● WHAT THIS TASK INVOLVES: Report the count of lines below in which the string "Geolocation" occurs; include nothing else.

● EXCERPTED RECORDS:
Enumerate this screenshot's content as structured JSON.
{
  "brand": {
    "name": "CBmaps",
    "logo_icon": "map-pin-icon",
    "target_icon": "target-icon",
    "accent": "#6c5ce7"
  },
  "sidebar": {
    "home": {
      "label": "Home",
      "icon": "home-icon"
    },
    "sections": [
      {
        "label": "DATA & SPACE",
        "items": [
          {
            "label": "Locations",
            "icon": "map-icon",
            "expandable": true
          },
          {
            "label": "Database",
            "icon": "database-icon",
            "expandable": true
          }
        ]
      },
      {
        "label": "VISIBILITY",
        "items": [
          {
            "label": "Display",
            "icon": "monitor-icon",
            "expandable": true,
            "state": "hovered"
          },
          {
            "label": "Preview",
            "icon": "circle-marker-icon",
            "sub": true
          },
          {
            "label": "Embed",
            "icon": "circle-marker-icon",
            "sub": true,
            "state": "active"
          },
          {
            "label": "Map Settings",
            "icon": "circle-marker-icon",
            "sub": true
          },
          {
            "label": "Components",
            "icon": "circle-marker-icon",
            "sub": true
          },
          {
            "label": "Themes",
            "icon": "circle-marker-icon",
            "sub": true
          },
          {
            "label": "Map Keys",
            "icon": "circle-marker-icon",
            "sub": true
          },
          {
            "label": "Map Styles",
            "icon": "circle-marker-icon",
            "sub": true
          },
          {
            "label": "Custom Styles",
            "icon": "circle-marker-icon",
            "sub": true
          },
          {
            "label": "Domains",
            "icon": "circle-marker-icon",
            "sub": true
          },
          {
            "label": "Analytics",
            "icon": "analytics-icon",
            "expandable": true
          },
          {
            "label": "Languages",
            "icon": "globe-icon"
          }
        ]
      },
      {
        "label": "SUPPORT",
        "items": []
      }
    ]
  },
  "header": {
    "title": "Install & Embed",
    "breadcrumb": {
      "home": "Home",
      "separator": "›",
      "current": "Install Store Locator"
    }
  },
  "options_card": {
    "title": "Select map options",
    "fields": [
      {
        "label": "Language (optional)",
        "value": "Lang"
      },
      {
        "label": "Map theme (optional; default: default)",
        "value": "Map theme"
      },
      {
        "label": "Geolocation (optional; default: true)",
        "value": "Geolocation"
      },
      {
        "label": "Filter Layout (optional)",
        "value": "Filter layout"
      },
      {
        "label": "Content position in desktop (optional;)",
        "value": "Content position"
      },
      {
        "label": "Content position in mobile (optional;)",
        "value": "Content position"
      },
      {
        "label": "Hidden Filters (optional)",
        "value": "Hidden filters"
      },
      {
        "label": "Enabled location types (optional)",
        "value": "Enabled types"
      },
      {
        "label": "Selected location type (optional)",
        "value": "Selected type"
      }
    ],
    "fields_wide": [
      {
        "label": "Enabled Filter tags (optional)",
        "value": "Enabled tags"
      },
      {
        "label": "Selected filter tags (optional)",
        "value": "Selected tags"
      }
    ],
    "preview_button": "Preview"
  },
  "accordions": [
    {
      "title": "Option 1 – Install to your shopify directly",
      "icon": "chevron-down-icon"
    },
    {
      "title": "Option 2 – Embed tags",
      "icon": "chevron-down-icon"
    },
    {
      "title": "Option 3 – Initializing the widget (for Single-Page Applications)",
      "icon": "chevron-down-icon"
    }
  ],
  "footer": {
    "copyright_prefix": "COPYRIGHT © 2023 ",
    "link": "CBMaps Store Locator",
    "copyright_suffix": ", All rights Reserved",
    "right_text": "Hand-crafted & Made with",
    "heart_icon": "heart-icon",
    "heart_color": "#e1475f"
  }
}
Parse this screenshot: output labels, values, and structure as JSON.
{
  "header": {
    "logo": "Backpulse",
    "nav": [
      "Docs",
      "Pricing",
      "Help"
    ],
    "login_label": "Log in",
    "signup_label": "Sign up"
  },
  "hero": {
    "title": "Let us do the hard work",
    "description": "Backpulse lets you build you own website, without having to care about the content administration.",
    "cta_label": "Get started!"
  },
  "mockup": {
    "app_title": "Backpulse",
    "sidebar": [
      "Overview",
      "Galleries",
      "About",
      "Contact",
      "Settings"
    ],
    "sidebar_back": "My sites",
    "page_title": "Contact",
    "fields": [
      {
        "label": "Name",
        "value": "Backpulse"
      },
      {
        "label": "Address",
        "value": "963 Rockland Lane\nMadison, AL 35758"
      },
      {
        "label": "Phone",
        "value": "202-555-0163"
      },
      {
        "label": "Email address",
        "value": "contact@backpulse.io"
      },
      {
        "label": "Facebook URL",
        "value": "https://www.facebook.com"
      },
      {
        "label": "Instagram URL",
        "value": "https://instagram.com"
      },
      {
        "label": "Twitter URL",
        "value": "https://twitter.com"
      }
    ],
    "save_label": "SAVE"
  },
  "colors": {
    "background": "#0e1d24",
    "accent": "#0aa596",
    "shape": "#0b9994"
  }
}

● WRITTEN SOLUTION: 2